## EXERCISE TASKS
a) In the abstract below on Carroll Seron's presidential address, what does Seron see the re-engagement with policy and practice as a return to?
b) Continue the abstract below on Carroll Seron's presidential address from the point where it stops.

## PROVIDED PASSAGE
Commentary on Carroll Seron's Presidential Address: Embrace Disciplinarity and Talk across It

Law and Society Review, Vol. 50(1), p. 34-39, 2016

Posted: 19 Apr 2017

See all articles by Rebecca L. Sandefur

Rebecca L. Sandefur

Arizona State University; American Bar Foundation

Date Written: 2016

Abstract

President Seron calls on the field to re-engage with the worlds of policy and practice, an engagement that she sees as a return to founding principles of the Association. She calls on us to take up public responsibilities as scholarly experts. She argues that we ought to do this because we can and because we should: we can because we have tools and knowledge, and we should because the absence of our contributions leads to mistakes and missed opportunities that make our communities worse-off than they would be otherwise. A third reason is that many of us are able to do what we do as scholars because of public investment in us somewhere along the line in our careers — whether in the form of grant money to fund our research, salaries to fund our positions, or direct and indirect public investment in the infrastructure of our work or our training. Part of our collective public obligation — because we can, because we should, and because we owe a debt — is to draw on our expertise to contribute to solving the challenges of our day.

## LISTED RECORDS
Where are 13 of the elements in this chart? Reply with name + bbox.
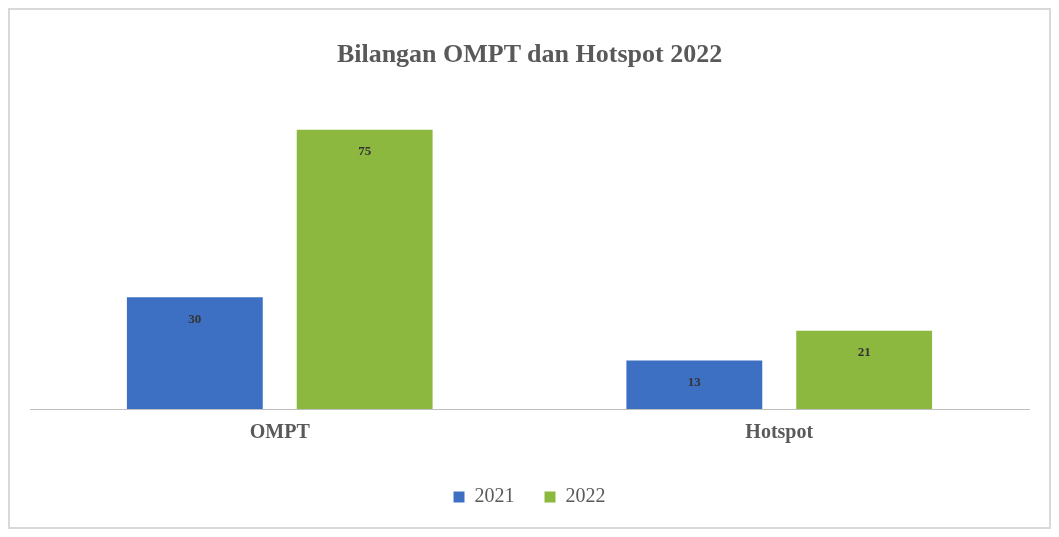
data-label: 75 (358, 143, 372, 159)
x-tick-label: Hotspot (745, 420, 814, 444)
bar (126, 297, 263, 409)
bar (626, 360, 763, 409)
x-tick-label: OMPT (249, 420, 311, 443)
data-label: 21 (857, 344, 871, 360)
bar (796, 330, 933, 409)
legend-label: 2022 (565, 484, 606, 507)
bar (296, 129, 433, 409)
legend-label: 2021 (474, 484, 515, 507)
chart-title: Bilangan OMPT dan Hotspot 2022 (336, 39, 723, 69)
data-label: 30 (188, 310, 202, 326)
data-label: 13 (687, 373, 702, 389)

## EXPECTED ANSWERS
a) A return to the founding principles of the Association.

b)
President Seron argues that, while “[l]aw and regulations may have little prospect of undoing the root causes of economic, racial ethnic or gender inequalities in the contemporary politics of the U.S., or beyond... there is a lot of room for pragmatic relief...”. As she acknowledges, there is the ever-present the pull of the policy audience (Sarat and Silbey 1988; see also Gould and Barclay 2012; Sarat 1985). Engineers, both physical and social, famously look for the solution inside the problem. In fact, however, better solutions sometimes may be found by looking outside the problem, thinking more broadly about the system or context. When pulled toward the policy audience, we face a temptation to let policy makers or other administrators of the status quo define the questions of cloistered research (Albiston and Sandefur 2013). When we take this path, we exchange our intellectual autonomy for a ready audience, and in so doing hobble our potential contributions.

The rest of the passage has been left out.